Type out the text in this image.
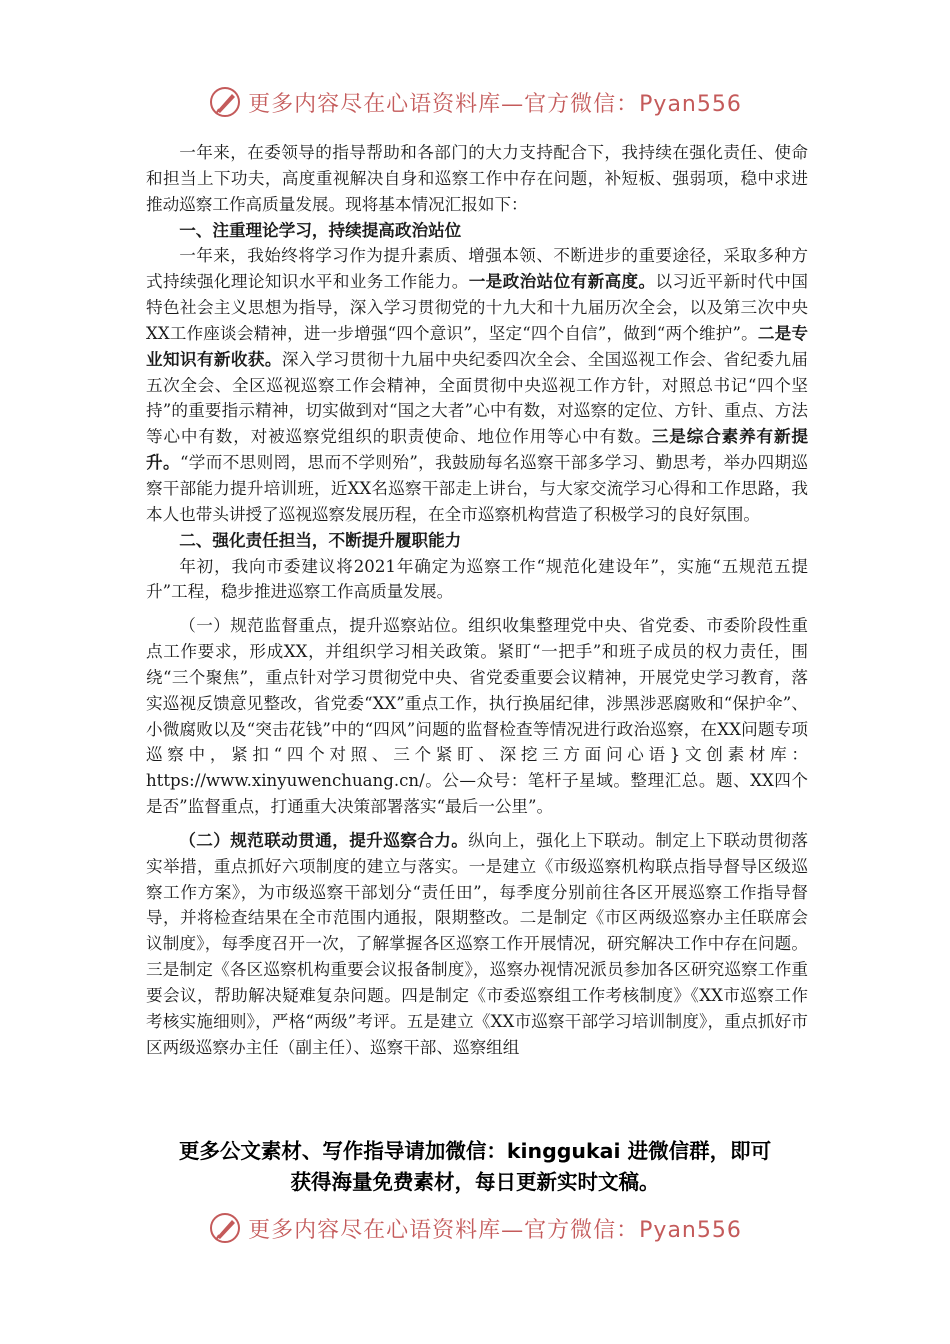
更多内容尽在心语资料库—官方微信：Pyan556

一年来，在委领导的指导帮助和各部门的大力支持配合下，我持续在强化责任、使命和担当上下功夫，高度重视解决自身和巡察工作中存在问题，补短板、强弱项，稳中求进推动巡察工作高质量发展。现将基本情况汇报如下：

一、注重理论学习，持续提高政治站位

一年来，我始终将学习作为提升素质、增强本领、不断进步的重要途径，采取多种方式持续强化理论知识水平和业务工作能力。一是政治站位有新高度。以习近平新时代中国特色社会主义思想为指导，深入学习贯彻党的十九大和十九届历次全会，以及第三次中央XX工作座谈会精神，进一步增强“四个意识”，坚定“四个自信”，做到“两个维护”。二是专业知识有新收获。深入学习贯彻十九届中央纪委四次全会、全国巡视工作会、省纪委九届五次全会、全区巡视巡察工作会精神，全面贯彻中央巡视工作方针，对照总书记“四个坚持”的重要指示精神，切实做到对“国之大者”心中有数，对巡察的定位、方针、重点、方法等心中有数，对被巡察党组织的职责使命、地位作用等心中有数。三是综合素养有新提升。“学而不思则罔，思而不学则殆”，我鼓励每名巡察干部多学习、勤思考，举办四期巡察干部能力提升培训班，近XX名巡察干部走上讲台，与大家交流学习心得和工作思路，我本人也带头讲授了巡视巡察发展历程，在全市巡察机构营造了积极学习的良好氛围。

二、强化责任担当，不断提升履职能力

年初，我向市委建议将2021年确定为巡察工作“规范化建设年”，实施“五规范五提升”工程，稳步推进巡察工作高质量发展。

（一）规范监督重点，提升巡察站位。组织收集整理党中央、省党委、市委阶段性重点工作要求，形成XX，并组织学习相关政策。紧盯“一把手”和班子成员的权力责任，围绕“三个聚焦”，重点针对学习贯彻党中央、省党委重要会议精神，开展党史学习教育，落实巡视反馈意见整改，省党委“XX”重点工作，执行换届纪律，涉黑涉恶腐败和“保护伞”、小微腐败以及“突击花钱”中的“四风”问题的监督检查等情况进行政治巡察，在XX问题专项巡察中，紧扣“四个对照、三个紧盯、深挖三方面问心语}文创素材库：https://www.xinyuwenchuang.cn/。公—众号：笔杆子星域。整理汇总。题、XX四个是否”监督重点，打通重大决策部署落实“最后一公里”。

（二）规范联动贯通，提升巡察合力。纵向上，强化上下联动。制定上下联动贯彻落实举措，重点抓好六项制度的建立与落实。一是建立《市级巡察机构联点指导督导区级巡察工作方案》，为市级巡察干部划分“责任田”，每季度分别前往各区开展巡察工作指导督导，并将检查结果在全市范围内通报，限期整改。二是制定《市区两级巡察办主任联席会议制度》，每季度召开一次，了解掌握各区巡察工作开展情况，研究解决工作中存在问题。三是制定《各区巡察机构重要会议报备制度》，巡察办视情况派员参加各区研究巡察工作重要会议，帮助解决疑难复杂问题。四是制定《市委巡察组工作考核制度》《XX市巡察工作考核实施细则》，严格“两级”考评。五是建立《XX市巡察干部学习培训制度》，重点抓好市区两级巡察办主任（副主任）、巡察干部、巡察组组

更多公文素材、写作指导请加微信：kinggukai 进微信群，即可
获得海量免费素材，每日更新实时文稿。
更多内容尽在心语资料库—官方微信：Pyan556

● ● ● ●

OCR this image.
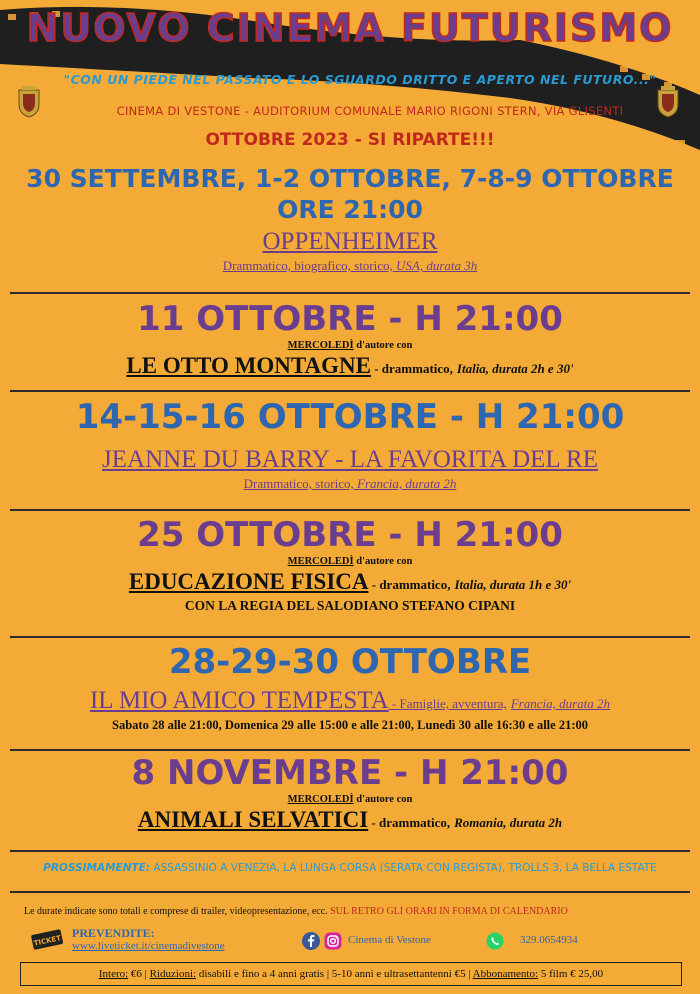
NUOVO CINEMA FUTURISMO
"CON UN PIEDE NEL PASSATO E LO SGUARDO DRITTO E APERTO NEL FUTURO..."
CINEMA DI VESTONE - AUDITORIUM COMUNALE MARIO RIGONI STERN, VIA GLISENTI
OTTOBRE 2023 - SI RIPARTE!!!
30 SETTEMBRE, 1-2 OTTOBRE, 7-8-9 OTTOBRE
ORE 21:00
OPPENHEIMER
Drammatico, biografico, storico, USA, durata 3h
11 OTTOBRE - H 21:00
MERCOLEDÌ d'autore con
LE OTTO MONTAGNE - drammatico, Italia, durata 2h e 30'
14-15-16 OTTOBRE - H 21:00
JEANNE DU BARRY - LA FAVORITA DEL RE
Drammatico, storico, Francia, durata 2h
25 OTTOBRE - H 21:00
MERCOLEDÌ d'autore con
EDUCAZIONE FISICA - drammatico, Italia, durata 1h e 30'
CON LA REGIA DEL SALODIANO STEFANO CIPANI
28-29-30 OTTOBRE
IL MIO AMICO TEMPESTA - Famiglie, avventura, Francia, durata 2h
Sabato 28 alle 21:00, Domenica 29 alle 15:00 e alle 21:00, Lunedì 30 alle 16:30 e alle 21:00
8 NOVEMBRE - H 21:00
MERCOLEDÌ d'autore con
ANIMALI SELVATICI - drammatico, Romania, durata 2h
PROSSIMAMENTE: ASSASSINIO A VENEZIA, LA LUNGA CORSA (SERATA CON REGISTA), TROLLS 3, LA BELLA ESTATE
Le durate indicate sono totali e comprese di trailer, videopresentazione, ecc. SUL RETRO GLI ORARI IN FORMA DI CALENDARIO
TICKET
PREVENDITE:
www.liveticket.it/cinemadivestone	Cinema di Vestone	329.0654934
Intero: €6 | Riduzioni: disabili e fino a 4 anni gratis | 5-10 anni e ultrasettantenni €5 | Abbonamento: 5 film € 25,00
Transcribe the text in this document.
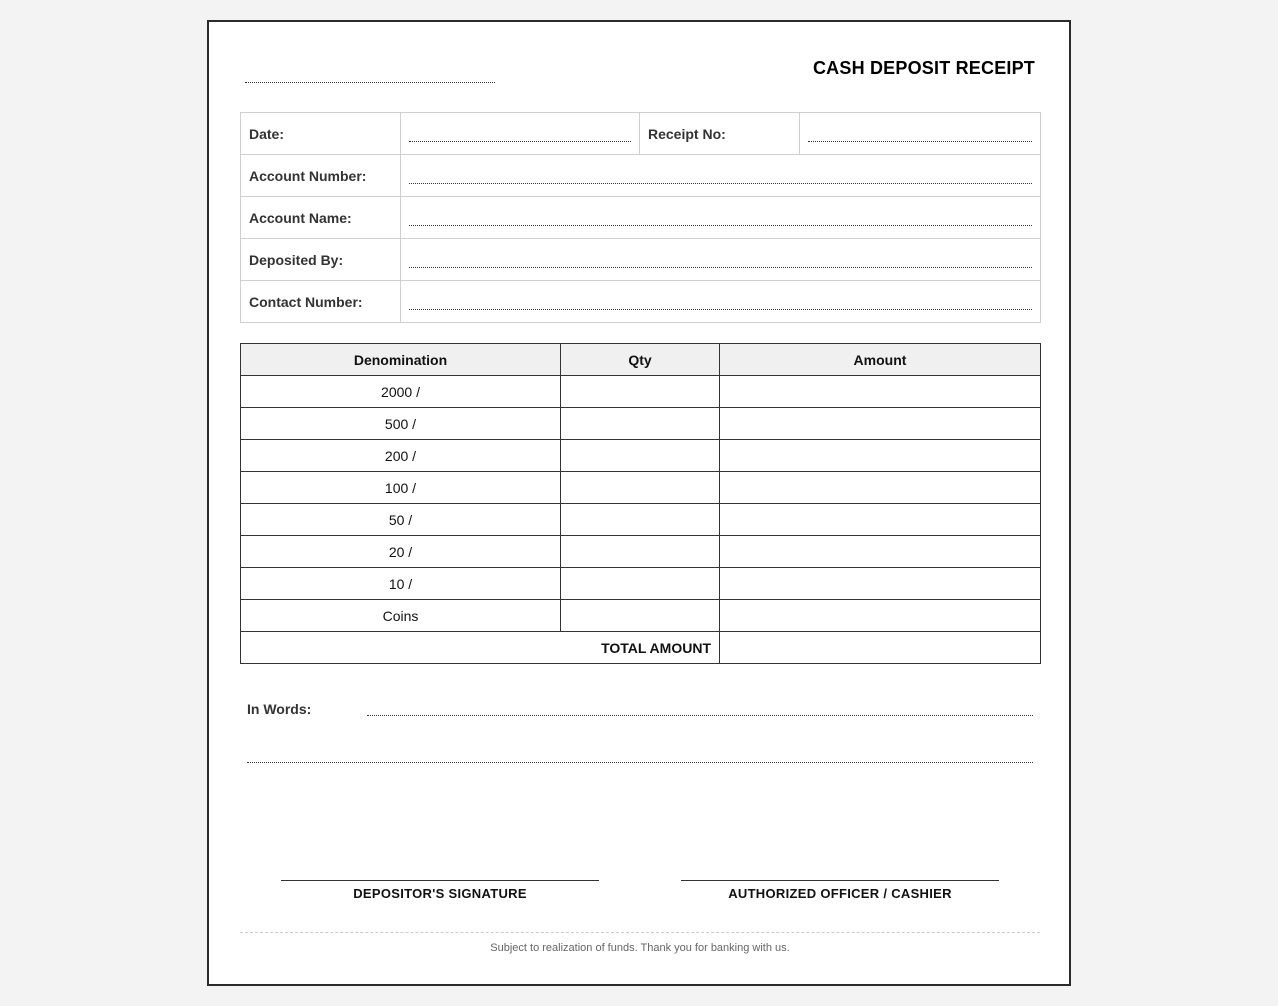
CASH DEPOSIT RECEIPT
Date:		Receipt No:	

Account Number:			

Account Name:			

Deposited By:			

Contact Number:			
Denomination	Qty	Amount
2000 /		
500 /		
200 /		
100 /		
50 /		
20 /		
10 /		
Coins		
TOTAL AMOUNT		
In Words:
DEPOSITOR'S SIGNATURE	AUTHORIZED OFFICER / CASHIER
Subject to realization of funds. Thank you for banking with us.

● ● ● ●

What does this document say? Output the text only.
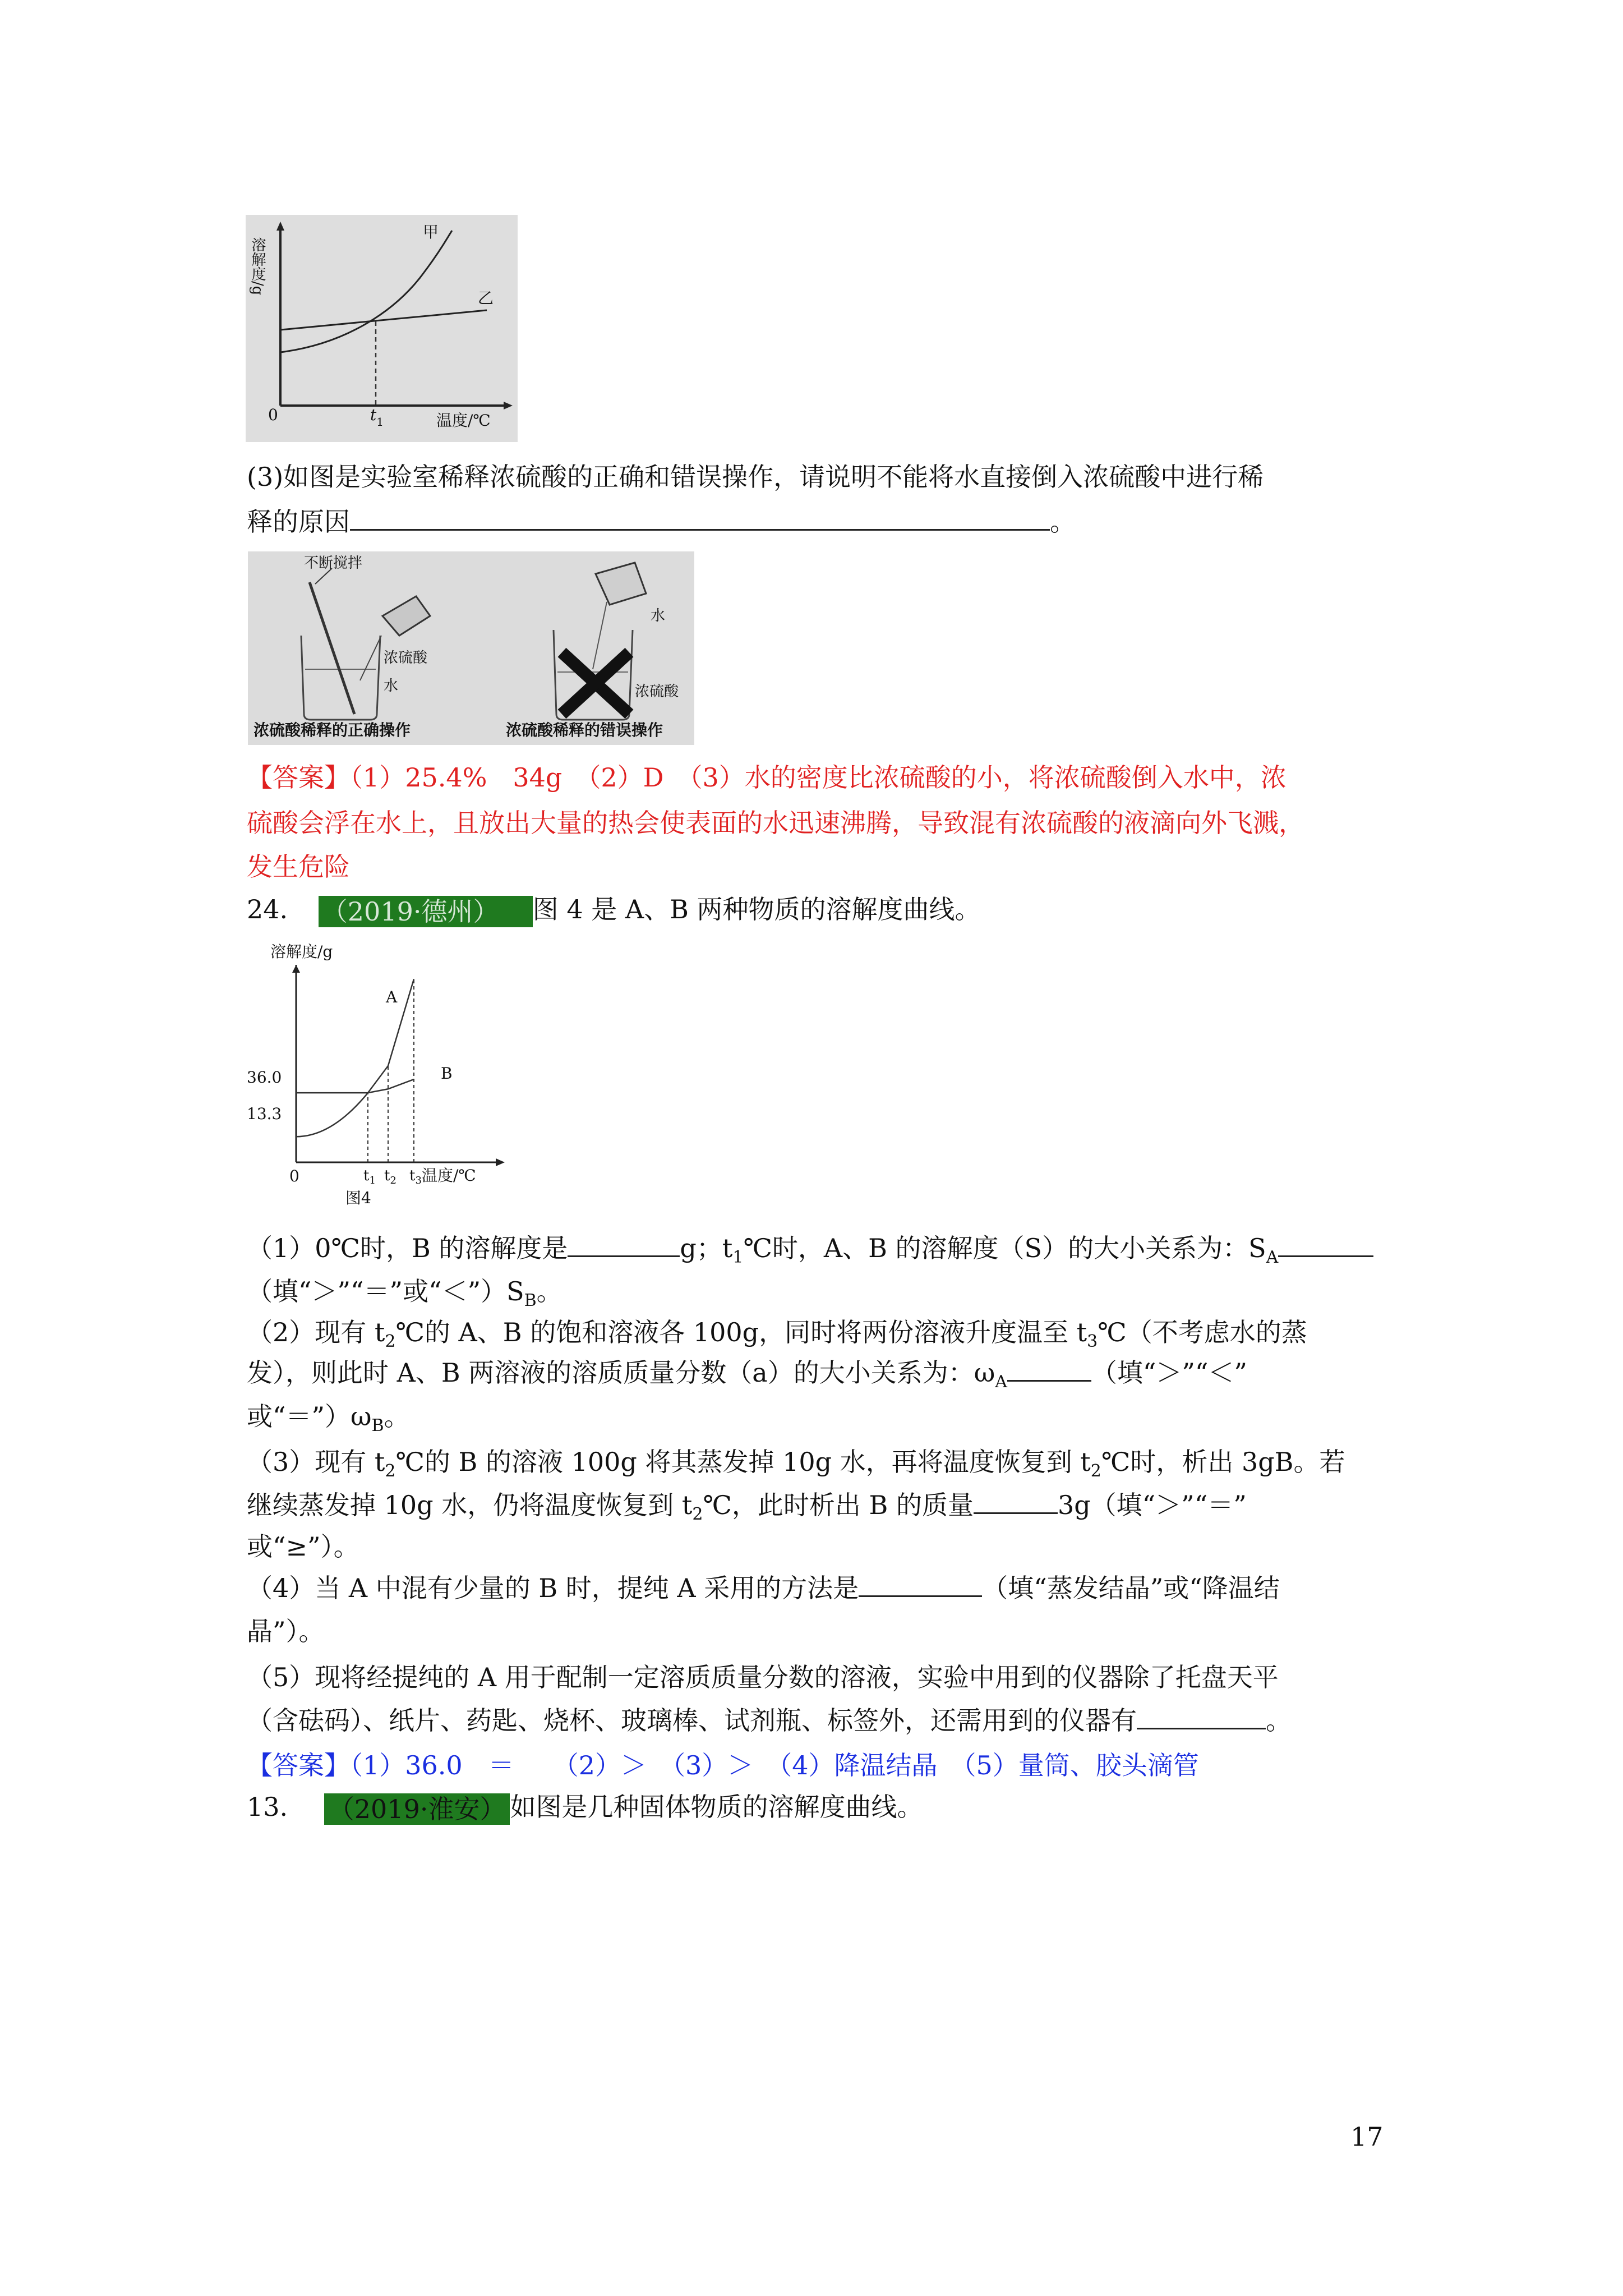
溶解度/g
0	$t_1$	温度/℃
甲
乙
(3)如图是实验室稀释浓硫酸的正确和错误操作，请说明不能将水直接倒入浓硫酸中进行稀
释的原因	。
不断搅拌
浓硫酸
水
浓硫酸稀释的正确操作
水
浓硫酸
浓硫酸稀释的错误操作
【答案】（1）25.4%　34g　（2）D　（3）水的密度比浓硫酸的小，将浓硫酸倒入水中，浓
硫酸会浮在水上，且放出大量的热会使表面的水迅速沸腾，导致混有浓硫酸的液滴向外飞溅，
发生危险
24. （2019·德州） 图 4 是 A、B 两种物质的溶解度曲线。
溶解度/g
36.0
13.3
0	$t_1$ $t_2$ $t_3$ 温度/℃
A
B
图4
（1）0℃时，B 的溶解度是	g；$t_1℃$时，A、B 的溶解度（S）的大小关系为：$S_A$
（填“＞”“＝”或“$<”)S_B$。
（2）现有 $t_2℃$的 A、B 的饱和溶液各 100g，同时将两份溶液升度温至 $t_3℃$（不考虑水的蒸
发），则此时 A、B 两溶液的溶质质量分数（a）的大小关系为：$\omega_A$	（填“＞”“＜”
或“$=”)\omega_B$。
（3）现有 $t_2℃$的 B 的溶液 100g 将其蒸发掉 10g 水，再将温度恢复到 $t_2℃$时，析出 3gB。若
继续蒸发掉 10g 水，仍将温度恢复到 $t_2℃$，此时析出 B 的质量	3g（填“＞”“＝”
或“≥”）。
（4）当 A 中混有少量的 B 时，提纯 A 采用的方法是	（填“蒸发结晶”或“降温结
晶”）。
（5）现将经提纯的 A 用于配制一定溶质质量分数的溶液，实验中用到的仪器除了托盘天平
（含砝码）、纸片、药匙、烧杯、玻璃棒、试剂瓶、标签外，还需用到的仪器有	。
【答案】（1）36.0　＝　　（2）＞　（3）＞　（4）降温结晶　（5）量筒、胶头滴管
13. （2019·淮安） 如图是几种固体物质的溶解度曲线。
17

● ● ● ●

### REQUIRED TASK
Leave out every line without the string "Italia" and copy the rest.

### FINISHED TASK
LE OTTO MONTAGNE - drammatico, Italia, durata 2h e 30'
EDUCAZIONE FISICA - drammatico, Italia, durata 1h e 30'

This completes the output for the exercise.